----- Source material -----

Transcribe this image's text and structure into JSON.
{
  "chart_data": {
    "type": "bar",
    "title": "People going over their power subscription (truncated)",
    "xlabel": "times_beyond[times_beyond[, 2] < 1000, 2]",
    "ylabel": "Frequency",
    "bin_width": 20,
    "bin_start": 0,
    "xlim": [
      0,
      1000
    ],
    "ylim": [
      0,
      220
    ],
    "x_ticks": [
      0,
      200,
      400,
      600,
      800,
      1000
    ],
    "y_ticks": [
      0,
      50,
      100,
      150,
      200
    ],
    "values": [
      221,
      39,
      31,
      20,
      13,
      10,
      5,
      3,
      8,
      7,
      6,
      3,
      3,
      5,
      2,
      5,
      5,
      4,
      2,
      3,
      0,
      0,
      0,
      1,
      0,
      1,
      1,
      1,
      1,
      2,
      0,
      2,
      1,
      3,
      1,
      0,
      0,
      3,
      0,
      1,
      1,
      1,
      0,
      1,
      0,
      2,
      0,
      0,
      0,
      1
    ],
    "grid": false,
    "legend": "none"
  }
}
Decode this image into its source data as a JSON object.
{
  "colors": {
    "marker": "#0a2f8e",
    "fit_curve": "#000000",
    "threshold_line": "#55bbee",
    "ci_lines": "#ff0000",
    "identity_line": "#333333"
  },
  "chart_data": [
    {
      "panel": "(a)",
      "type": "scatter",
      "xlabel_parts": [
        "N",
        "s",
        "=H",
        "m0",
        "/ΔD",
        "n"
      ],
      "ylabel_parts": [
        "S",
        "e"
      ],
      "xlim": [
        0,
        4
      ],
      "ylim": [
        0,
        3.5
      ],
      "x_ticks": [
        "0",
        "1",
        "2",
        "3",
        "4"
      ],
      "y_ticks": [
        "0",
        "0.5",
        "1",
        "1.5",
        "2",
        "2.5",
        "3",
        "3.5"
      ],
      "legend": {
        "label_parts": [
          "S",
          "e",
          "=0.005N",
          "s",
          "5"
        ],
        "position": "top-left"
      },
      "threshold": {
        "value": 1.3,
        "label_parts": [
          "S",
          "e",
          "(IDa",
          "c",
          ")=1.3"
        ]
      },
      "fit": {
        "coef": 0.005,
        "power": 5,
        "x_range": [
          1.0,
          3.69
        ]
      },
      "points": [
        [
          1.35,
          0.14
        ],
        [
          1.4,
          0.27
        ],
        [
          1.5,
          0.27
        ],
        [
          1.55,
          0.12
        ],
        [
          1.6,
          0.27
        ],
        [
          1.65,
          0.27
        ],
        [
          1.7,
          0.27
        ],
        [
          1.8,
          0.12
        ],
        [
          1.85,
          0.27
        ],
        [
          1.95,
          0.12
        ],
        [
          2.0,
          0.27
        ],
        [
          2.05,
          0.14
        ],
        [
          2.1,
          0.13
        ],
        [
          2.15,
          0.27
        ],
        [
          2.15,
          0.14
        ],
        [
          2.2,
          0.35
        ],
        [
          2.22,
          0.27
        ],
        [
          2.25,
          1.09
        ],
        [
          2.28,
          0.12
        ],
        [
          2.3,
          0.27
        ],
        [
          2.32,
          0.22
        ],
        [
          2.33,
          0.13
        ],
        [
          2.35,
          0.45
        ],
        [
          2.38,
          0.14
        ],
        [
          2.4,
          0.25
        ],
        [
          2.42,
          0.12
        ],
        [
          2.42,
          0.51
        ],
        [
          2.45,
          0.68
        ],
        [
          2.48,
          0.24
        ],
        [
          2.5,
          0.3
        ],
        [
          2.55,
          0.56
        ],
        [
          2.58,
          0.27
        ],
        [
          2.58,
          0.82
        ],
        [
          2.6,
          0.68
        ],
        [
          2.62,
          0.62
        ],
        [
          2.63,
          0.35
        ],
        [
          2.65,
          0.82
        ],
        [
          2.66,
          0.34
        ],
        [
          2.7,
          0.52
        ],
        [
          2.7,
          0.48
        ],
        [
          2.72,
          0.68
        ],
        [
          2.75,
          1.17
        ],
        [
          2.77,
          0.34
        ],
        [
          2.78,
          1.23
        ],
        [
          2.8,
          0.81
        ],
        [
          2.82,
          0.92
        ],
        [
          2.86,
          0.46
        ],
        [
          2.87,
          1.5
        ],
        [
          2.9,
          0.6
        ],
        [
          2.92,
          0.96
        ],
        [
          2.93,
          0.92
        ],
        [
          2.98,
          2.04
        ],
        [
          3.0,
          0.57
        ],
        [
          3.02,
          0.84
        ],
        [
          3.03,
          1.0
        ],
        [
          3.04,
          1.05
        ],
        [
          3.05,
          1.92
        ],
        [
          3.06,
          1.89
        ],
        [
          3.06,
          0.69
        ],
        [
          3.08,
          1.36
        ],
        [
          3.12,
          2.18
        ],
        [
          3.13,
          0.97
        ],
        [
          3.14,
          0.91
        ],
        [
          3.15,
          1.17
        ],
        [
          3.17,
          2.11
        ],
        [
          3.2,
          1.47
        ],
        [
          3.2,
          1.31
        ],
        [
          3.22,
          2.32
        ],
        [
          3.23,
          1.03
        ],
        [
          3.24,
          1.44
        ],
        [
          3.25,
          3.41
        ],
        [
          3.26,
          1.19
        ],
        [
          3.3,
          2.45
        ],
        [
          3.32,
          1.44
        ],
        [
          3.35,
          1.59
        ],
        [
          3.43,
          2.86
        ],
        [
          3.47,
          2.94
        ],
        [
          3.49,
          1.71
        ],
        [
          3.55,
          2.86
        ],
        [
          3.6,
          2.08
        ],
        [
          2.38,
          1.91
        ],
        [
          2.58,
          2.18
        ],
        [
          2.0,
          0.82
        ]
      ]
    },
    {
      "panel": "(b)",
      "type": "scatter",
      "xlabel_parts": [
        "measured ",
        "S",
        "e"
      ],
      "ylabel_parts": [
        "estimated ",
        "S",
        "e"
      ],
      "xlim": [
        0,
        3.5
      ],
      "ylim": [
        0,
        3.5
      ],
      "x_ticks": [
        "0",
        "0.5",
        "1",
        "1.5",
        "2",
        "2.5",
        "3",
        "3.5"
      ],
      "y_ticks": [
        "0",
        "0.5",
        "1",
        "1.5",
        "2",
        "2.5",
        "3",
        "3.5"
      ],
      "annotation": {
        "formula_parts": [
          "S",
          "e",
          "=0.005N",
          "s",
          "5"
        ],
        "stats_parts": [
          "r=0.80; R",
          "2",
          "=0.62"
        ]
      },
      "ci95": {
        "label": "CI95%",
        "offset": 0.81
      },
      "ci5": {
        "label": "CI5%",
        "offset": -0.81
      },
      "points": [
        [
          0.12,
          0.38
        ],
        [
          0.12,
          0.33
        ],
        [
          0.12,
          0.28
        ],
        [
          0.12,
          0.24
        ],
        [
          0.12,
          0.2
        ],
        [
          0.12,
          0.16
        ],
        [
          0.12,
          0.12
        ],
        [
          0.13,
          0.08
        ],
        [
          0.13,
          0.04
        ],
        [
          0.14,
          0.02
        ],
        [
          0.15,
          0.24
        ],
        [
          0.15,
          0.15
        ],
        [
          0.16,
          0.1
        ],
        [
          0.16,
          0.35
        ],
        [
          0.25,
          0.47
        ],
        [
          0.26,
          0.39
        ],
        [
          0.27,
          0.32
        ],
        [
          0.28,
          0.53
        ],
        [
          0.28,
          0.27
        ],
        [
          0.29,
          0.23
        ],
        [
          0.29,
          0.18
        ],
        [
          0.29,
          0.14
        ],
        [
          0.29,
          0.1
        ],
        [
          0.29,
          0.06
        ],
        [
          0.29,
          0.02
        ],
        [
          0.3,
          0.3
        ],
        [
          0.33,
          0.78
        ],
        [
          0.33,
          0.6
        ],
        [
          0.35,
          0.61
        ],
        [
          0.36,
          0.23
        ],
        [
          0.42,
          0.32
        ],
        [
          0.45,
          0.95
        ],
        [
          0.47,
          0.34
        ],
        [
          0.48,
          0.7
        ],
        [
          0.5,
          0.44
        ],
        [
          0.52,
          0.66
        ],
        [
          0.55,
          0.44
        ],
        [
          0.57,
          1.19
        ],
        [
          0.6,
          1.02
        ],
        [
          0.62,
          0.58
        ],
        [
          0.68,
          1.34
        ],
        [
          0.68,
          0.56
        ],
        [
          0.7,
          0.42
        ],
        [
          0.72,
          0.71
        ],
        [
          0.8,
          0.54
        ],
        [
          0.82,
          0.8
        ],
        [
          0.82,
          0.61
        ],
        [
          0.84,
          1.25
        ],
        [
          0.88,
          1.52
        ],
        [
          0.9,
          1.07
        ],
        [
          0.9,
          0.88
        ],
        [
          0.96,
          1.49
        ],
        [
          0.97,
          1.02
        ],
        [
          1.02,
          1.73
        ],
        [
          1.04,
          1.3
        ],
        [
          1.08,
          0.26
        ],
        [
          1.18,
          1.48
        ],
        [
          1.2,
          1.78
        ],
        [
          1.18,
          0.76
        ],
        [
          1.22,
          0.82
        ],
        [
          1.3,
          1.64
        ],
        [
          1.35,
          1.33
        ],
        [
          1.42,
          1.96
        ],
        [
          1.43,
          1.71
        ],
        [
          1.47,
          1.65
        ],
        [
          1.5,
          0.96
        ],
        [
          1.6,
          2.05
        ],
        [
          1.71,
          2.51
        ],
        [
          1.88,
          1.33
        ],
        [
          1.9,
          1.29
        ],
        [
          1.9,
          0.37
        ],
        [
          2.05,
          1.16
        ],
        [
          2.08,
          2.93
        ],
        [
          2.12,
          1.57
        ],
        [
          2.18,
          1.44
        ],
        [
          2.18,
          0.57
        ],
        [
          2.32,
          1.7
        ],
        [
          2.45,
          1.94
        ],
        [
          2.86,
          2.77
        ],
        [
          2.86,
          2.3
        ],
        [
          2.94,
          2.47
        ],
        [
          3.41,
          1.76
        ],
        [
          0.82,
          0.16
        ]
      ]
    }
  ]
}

-----

## To be done
Select and copy every line of the listing with the word "image".

## Written answer
Transcribe this image's text and structure into JSON.
Decode this image into its source data as a JSON object.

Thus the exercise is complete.